Aim: Return the records, each one exactly as written.

[Stored data]

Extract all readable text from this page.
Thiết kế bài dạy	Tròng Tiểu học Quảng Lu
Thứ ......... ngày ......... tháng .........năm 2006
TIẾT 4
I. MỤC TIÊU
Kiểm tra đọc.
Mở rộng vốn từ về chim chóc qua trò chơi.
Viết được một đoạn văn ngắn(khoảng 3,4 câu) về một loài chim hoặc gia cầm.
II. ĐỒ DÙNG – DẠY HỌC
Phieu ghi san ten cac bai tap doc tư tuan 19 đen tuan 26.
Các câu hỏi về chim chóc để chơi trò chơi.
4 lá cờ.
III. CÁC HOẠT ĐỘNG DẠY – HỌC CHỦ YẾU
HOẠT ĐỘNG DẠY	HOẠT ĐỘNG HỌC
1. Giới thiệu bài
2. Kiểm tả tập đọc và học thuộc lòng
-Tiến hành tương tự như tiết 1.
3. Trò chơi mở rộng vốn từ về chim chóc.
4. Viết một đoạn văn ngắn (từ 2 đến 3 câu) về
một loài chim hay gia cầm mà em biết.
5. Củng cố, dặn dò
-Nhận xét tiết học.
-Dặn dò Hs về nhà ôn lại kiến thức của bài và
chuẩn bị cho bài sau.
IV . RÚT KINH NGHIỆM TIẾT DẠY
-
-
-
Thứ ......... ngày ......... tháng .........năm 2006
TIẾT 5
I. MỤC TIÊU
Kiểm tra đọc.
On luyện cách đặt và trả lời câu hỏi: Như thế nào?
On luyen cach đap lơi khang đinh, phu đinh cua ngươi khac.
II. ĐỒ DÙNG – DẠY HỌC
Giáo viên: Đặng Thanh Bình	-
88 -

Exercise response:
Extract all readable text from this page.
Thiết kế bài dạy	Tròng Tiểu học Quảng Lu
Thứ ......... ngày ......... tháng .........năm 2006
TIẾT 4
I. MỤC TIÊU
Kiểm tra đọc.
Mở rộng vốn từ về chim chóc qua trò chơi.
Viết được một đoạn văn ngắn(khoảng 3,4 câu) về một loài chim hoặc gia cầm.
II. ĐỒ DÙNG – DẠY HỌC
Phieu ghi san ten cac bai tap doc tư tuan 19 đen tuan 26.
Các câu hỏi về chim chóc để chơi trò chơi.
4 lá cờ.
III. CÁC HOẠT ĐỘNG DẠY – HỌC CHỦ YẾU
HOẠT ĐỘNG DẠY	HOẠT ĐỘNG HỌC
1. Giới thiệu bài
2. Kiểm tả tập đọc và học thuộc lòng
-Tiến hành tương tự như tiết 1.
3. Trò chơi mở rộng vốn từ về chim chóc.
4. Viết một đoạn văn ngắn (từ 2 đến 3 câu) về
một loài chim hay gia cầm mà em biết.
5. Củng cố, dặn dò
-Nhận xét tiết học.
-Dặn dò Hs về nhà ôn lại kiến thức của bài và
chuẩn bị cho bài sau.
IV . RÚT KINH NGHIỆM TIẾT DẠY
-
-
-
Thứ ......... ngày ......... tháng .........năm 2006
TIẾT 5
I. MỤC TIÊU
Kiểm tra đọc.
On luyện cách đặt và trả lời câu hỏi: Như thế nào?
On luyen cach đap lơi khang đinh, phu đinh cua ngươi khac.
II. ĐỒ DÙNG – DẠY HỌC
Giáo viên: Đặng Thanh Bình	-
88 -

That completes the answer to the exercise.